● **Problem**: Find every line in the records below that holds the word "rozlewania", and copy each one.

====== Records for this exercise ======

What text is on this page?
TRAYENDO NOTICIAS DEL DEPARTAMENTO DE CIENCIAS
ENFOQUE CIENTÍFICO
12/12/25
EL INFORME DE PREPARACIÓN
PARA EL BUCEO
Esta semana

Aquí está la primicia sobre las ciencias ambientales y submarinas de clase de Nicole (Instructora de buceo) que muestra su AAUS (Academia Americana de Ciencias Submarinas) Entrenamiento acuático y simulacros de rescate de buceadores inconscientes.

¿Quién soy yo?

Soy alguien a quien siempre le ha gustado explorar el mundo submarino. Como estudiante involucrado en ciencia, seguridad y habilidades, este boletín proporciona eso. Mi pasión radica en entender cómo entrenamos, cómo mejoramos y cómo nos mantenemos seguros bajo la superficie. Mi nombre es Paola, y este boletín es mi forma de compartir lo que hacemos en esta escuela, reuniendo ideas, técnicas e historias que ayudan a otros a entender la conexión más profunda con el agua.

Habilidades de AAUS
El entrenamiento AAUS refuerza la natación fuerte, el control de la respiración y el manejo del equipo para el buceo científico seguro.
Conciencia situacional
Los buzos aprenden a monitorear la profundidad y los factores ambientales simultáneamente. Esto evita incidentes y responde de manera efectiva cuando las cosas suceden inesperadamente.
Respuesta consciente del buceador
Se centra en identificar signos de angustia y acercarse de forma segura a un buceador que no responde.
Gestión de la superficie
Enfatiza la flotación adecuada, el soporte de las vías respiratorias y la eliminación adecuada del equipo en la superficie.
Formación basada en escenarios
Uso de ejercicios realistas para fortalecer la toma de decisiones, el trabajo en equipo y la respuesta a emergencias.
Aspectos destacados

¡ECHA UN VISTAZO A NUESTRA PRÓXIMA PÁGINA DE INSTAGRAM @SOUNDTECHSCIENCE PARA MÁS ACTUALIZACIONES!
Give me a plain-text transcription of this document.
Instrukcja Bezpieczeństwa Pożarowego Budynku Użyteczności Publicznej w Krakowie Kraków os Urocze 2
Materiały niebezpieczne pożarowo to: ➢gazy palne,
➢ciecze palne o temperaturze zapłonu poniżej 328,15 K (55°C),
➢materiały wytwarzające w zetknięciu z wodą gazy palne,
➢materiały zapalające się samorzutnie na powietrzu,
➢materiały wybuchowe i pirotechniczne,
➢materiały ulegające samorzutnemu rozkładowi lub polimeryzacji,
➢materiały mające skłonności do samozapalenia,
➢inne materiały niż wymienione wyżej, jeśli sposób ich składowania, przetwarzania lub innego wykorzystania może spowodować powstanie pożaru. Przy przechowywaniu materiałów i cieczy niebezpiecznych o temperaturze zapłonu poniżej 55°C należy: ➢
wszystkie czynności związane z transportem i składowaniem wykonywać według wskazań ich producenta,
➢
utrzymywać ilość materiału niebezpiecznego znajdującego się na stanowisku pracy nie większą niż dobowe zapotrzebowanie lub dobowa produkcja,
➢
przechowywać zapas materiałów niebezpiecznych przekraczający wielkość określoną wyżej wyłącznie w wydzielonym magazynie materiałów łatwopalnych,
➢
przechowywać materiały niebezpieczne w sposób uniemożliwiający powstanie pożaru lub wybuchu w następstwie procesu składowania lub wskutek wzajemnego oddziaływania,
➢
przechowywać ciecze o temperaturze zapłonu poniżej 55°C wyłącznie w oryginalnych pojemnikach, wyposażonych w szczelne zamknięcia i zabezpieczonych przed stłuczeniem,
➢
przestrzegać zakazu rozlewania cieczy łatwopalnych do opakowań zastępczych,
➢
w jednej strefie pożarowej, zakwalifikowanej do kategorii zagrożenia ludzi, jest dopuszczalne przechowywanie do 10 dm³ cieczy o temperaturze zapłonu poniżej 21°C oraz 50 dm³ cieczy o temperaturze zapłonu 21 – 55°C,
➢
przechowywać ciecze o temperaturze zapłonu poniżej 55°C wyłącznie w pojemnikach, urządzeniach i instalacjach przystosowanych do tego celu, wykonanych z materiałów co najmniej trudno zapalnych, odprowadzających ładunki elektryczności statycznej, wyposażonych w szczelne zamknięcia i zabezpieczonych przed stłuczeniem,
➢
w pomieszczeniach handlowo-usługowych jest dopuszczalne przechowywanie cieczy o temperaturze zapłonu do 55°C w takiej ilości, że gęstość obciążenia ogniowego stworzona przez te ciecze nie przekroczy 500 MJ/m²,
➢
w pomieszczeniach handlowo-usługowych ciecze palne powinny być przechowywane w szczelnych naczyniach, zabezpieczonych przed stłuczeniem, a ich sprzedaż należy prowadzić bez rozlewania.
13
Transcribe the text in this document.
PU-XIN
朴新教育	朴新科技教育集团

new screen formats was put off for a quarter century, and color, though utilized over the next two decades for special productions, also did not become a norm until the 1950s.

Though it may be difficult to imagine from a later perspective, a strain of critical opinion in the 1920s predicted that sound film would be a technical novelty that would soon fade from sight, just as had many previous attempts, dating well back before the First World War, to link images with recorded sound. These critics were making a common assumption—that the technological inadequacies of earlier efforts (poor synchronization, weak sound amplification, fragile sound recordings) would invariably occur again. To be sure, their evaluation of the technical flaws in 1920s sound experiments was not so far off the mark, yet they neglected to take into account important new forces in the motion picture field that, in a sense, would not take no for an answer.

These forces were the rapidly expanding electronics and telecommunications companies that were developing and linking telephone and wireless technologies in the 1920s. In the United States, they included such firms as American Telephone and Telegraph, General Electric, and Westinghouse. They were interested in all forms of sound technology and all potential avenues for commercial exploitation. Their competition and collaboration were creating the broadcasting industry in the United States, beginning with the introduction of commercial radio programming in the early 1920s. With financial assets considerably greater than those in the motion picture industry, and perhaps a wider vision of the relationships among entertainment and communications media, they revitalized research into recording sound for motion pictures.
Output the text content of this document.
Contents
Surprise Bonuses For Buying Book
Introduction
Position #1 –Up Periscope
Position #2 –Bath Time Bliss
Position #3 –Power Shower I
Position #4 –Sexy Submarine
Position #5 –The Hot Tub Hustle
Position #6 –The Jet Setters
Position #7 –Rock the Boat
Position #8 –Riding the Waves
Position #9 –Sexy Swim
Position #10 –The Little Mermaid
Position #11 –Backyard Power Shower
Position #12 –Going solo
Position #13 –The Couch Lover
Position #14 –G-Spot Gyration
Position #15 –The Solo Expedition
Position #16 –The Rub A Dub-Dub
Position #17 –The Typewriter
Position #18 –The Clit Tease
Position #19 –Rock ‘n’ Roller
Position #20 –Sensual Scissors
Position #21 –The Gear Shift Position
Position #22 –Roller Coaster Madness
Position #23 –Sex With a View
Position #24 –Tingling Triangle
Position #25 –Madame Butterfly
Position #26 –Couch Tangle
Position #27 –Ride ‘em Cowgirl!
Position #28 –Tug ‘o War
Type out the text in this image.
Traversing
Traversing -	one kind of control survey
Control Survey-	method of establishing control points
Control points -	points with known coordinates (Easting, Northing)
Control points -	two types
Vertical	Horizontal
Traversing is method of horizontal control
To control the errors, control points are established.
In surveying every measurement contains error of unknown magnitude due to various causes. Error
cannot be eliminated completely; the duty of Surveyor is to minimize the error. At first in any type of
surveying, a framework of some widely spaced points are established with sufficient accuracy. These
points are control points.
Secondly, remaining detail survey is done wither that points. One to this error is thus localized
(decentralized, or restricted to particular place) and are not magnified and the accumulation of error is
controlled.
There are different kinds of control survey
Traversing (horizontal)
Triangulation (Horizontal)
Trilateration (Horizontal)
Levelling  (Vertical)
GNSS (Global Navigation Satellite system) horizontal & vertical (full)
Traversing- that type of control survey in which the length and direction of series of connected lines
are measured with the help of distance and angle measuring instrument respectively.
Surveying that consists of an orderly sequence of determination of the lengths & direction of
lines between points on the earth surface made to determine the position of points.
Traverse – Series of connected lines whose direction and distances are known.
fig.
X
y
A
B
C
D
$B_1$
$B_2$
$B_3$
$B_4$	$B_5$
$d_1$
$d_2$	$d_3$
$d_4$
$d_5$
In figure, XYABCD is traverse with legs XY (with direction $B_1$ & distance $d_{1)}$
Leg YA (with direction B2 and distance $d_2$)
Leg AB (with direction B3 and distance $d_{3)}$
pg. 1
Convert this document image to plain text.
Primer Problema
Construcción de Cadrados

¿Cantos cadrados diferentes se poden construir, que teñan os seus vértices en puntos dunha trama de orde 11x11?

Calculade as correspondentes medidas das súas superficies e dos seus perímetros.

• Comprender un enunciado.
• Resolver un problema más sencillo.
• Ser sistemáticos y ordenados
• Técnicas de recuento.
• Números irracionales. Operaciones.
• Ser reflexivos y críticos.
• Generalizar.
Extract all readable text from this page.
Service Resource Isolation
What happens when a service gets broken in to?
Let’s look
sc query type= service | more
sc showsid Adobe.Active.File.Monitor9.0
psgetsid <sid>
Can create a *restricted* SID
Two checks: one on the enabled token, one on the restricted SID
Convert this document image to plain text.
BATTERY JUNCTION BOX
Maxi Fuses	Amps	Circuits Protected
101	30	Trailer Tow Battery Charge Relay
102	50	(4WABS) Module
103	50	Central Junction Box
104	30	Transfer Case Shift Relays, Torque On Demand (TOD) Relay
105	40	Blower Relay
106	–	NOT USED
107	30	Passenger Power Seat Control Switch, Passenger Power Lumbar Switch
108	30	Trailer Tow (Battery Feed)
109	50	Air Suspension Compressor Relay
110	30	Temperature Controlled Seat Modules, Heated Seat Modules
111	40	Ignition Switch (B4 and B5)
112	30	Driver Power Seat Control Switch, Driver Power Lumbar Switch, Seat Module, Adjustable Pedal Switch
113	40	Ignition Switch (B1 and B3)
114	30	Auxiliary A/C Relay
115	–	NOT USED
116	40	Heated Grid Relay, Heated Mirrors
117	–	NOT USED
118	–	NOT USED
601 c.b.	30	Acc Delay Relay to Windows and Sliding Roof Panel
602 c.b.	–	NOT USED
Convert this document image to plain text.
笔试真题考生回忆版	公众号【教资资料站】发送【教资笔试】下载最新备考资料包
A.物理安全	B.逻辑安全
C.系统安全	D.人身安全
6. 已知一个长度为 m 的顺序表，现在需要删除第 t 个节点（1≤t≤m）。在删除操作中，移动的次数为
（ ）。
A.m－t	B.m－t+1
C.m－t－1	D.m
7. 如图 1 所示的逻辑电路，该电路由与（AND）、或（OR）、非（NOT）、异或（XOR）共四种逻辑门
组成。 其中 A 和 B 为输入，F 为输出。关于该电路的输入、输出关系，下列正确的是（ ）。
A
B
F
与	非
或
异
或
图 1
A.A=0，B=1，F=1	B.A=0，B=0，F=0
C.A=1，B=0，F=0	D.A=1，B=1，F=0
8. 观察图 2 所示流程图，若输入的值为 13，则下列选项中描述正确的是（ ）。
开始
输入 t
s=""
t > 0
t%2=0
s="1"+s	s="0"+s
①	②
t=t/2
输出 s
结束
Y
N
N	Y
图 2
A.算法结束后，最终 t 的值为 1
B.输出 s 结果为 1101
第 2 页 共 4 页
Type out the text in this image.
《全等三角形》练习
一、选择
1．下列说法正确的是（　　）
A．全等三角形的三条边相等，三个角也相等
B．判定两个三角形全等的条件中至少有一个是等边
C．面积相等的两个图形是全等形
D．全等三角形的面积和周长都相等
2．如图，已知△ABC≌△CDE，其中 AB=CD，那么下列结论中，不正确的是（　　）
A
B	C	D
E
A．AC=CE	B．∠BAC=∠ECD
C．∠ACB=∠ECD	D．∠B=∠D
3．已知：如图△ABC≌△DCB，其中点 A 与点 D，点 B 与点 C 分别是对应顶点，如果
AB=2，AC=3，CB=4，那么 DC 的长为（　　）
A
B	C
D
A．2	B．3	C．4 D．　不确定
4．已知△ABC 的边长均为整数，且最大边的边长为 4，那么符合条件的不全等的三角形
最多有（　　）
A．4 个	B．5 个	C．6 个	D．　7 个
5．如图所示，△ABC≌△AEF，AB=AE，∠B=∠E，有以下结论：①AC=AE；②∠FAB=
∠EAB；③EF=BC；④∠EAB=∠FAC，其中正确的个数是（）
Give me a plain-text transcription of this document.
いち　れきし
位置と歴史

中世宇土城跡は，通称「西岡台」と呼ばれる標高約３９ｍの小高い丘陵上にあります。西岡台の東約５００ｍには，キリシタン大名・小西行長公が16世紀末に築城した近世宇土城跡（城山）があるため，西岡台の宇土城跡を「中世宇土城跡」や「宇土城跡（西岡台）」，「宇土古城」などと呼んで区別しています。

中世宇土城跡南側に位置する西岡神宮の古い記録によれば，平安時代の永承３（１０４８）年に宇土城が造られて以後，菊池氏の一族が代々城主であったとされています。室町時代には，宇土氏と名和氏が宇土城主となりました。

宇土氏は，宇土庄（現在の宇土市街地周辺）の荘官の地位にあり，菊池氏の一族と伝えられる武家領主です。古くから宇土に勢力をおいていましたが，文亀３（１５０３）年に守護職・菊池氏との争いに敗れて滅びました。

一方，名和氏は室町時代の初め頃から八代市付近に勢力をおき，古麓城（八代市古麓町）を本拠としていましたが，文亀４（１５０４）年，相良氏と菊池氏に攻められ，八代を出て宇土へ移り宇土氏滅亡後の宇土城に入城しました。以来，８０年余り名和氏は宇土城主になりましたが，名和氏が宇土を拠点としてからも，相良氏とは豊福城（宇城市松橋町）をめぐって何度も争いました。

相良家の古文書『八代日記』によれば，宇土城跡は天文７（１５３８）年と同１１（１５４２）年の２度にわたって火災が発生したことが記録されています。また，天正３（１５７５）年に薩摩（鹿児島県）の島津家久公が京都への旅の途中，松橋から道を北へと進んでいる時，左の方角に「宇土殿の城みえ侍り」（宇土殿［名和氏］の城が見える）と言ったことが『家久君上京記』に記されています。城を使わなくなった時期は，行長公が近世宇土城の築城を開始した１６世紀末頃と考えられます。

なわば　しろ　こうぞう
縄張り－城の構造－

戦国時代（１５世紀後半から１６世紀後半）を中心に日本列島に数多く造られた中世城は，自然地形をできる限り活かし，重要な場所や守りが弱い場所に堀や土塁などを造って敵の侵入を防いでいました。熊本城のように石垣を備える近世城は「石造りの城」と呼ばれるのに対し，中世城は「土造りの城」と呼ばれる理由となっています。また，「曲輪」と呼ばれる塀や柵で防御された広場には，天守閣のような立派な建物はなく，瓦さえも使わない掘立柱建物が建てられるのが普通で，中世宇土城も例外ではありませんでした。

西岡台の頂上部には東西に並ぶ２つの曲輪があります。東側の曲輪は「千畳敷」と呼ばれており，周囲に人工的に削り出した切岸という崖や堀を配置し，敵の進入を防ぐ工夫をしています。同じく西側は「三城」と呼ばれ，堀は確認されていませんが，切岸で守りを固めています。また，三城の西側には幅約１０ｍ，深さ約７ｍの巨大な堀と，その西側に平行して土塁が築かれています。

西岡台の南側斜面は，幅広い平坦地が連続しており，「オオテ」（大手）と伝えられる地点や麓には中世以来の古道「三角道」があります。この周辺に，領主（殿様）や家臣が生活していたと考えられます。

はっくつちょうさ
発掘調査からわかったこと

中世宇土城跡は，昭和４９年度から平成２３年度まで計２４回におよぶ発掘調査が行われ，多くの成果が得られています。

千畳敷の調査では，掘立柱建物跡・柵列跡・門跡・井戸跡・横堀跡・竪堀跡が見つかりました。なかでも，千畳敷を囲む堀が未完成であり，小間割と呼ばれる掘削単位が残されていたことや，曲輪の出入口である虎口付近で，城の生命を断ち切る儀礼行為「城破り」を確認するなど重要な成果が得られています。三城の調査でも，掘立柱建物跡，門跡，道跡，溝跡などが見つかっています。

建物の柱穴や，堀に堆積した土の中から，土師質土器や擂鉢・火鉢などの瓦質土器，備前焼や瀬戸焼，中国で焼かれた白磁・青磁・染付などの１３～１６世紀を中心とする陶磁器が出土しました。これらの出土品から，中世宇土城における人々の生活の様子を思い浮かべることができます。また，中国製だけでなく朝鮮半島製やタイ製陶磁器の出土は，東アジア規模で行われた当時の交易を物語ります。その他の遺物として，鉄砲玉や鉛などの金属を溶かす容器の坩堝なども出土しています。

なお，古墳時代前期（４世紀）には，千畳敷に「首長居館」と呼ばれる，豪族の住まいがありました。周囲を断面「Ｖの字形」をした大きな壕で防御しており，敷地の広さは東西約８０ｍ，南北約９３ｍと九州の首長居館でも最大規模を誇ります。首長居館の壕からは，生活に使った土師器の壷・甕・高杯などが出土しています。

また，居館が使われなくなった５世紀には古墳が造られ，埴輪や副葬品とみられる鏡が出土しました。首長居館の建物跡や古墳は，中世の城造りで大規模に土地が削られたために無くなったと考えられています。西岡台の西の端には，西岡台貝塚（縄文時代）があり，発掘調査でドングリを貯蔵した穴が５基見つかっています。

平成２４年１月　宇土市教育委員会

======

● **Solution for this task**:
przestrzegać zakazu rozlewania cieczy łatwopalnych do opakowań zastępczych,
w pomieszczeniach handlowo-usługowych ciecze palne powinny być przechowywane w szczelnych naczyniach, zabezpieczonych przed stłuczeniem, a ich sprzedaż należy prowadzić bez rozlewania.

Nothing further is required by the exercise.